[Items from a data source]

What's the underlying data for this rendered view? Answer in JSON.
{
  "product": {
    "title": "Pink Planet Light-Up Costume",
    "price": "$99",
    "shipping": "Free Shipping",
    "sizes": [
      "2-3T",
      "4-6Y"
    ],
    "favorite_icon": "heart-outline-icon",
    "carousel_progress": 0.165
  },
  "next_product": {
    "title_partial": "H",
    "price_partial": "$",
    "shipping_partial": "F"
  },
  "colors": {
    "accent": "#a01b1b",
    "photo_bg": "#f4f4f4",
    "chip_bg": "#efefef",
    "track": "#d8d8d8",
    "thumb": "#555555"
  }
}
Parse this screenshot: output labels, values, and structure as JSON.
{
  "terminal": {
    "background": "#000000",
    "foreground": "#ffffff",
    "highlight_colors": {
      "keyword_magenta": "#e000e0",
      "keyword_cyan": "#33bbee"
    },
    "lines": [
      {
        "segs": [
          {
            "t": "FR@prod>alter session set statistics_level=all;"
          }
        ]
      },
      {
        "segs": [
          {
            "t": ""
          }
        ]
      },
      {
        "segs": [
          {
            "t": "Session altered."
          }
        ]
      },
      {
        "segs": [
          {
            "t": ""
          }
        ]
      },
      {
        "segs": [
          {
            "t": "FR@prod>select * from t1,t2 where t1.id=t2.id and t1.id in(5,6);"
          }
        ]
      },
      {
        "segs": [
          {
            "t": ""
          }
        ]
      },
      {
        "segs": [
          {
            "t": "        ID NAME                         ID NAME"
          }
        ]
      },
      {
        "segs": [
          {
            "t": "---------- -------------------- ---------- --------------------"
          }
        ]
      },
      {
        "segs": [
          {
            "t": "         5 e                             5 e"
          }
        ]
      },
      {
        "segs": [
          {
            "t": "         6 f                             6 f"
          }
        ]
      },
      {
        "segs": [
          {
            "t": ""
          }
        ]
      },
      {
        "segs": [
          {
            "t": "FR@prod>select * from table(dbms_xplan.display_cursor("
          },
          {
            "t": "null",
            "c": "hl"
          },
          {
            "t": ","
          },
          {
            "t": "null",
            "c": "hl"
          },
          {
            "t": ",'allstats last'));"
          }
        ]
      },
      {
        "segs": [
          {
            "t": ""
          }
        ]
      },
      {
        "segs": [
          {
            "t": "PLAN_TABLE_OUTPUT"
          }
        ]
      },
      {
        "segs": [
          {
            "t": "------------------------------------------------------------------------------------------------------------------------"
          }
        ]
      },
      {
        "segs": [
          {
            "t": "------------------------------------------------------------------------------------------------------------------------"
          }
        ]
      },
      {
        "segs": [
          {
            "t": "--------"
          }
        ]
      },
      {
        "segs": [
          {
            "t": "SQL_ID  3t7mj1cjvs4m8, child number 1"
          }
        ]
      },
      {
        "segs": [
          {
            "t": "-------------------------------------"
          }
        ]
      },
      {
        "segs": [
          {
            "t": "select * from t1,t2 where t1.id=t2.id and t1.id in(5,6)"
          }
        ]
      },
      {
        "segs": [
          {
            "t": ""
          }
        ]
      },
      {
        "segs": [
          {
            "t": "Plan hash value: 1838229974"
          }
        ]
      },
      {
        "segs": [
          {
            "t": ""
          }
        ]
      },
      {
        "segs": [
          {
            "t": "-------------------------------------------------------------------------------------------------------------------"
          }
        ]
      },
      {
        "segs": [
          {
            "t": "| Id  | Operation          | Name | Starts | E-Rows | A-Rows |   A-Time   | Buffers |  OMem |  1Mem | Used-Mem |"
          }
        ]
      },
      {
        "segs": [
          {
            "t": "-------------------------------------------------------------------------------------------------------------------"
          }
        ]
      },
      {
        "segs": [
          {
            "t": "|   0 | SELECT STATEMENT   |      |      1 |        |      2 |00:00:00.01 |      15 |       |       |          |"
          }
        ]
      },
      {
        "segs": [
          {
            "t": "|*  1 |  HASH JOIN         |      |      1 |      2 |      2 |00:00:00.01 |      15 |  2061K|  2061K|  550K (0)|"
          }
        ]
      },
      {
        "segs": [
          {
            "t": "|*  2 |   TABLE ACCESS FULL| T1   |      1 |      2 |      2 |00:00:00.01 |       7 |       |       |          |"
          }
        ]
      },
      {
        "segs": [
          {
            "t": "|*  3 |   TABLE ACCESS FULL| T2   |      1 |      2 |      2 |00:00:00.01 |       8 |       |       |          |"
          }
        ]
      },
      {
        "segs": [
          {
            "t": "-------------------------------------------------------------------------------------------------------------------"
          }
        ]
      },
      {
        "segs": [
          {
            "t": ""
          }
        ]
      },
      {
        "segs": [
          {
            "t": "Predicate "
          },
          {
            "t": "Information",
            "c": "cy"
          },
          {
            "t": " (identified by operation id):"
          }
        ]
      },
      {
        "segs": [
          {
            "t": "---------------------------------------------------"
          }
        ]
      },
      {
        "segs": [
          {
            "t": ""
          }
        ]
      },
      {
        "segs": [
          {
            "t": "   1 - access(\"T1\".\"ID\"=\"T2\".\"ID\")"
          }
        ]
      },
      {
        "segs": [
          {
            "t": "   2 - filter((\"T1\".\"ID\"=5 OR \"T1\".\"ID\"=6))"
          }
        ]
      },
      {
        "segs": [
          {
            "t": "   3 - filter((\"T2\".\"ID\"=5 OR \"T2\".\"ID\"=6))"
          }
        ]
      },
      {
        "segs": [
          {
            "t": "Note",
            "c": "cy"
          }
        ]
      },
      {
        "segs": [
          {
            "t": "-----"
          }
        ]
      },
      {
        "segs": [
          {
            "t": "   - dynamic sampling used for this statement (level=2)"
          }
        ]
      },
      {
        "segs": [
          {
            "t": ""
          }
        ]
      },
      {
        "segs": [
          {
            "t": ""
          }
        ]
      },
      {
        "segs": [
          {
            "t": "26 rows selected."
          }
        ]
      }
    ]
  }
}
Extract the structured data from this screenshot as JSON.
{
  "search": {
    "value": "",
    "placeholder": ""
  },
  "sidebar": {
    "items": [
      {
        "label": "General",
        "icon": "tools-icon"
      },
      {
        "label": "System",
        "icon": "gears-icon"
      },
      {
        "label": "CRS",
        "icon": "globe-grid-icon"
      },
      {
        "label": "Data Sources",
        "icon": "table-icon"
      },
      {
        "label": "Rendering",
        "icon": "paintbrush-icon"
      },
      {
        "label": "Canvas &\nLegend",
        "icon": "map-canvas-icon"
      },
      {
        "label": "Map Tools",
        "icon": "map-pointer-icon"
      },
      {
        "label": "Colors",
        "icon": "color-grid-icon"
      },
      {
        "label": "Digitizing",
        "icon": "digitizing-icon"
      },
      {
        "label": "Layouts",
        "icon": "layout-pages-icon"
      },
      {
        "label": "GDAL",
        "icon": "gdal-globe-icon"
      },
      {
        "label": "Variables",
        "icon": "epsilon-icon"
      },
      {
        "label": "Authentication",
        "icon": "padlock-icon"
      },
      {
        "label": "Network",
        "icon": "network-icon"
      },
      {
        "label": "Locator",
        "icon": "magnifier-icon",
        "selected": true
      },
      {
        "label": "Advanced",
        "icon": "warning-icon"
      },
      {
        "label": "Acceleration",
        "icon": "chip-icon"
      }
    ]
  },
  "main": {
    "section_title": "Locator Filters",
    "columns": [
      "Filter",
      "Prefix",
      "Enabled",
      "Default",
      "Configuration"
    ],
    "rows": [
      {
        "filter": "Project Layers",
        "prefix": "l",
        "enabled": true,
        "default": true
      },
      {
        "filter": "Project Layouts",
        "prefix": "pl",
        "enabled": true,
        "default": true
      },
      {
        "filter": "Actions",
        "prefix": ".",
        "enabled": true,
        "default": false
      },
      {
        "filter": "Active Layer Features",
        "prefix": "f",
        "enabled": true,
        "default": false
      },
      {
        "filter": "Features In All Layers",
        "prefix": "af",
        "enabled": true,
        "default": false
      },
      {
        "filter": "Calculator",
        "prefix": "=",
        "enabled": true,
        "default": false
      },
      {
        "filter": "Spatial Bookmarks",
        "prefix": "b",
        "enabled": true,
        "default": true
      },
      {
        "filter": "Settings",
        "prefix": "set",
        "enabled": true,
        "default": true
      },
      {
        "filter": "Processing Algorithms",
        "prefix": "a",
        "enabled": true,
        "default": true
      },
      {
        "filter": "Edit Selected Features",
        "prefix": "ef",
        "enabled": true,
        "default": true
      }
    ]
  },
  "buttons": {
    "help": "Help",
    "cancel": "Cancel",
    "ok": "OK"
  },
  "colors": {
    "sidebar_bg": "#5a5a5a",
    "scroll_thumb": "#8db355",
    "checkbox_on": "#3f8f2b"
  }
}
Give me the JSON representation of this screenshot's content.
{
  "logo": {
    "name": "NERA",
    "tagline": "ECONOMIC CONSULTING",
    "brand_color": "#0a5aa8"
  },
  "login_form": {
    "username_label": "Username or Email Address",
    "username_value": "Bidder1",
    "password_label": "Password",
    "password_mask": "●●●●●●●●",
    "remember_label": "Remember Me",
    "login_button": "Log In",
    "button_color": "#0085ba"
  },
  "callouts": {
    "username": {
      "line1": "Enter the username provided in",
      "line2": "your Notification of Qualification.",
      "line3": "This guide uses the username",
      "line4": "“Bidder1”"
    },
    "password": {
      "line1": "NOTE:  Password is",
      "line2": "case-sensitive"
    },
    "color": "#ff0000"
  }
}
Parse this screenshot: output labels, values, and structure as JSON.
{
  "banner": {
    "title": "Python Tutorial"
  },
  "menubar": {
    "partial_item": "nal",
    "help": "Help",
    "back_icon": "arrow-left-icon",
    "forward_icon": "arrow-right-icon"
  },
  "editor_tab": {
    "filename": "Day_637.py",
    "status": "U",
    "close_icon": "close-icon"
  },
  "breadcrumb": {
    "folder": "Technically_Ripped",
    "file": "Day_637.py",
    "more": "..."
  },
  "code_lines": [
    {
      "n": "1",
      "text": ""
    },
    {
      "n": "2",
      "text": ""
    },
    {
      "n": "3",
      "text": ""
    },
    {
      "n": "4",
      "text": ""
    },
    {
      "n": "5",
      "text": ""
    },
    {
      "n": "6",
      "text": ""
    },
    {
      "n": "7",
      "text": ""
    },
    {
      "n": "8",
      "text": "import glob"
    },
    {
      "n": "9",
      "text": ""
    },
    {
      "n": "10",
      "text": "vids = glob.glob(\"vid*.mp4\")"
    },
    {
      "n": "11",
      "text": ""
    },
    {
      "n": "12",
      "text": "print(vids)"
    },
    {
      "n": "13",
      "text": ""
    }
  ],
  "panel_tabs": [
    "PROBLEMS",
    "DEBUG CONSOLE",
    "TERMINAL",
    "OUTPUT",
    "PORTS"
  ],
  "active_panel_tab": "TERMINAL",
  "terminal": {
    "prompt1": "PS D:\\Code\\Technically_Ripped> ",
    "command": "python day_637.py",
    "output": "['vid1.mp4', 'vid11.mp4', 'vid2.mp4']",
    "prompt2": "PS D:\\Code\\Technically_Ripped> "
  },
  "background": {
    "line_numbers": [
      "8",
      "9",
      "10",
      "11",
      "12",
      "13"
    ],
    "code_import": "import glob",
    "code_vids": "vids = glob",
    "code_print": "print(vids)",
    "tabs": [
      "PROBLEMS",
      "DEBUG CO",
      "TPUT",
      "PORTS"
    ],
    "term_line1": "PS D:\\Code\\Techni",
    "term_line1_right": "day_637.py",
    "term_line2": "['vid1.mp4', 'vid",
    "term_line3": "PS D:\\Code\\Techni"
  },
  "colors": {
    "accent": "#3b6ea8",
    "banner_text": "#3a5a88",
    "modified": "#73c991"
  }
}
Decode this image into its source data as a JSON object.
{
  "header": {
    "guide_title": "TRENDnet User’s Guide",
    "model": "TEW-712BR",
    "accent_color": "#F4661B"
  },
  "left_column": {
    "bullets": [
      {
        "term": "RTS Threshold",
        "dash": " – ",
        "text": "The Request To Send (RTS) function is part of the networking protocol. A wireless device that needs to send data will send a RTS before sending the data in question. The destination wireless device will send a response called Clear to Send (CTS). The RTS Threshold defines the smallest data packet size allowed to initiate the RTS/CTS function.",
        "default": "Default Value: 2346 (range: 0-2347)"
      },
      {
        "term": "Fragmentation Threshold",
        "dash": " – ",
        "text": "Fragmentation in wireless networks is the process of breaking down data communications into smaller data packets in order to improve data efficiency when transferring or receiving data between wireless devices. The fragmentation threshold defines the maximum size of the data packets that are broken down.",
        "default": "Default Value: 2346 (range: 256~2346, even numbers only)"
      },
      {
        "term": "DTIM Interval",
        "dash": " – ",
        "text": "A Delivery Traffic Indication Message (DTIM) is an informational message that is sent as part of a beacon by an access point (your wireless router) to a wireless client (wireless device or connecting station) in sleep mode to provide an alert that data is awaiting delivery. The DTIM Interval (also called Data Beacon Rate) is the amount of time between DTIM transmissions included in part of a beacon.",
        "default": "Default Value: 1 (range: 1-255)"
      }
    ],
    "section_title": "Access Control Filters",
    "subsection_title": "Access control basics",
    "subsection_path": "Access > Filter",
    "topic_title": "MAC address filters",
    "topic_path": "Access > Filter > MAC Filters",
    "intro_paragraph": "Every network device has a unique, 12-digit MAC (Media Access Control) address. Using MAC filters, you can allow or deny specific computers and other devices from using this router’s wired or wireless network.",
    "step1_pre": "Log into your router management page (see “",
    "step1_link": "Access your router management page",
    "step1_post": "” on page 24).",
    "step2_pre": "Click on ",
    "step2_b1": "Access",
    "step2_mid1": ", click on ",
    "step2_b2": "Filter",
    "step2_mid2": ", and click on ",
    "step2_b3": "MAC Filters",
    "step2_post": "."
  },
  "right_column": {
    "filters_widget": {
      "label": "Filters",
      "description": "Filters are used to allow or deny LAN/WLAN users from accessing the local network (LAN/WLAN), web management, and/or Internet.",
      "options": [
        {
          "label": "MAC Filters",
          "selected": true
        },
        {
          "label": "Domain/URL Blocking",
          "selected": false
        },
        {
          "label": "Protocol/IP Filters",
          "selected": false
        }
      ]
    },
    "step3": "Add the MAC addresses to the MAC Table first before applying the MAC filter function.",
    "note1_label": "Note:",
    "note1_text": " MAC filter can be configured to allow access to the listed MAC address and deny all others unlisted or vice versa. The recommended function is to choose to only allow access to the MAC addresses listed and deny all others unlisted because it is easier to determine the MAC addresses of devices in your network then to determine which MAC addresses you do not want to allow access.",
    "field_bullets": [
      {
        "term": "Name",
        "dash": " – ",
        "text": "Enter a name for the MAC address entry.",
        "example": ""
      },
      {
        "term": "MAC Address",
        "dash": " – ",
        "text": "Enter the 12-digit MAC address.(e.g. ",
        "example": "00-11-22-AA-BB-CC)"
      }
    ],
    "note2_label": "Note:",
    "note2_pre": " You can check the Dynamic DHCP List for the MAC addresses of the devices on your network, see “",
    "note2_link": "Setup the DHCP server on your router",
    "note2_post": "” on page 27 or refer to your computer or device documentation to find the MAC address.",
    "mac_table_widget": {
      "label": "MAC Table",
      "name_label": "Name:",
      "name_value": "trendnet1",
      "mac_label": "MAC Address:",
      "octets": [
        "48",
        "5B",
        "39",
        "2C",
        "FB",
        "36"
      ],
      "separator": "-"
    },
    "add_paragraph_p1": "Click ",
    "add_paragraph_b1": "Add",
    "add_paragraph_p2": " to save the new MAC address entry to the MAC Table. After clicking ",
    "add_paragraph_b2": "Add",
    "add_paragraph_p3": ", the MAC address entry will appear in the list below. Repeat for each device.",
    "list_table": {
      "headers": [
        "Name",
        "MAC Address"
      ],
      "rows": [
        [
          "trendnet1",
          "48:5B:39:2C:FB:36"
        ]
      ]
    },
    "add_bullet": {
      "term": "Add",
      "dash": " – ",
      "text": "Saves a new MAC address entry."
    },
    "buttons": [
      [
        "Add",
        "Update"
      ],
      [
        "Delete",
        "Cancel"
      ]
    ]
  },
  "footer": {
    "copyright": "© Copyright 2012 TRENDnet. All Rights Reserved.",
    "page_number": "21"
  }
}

◆ Short problem ◆
Find the lines above holding the word "arrow" and show them.

◆ In response ◆
    "back_icon": "arrow-left-icon",
    "forward_icon": "arrow-right-icon"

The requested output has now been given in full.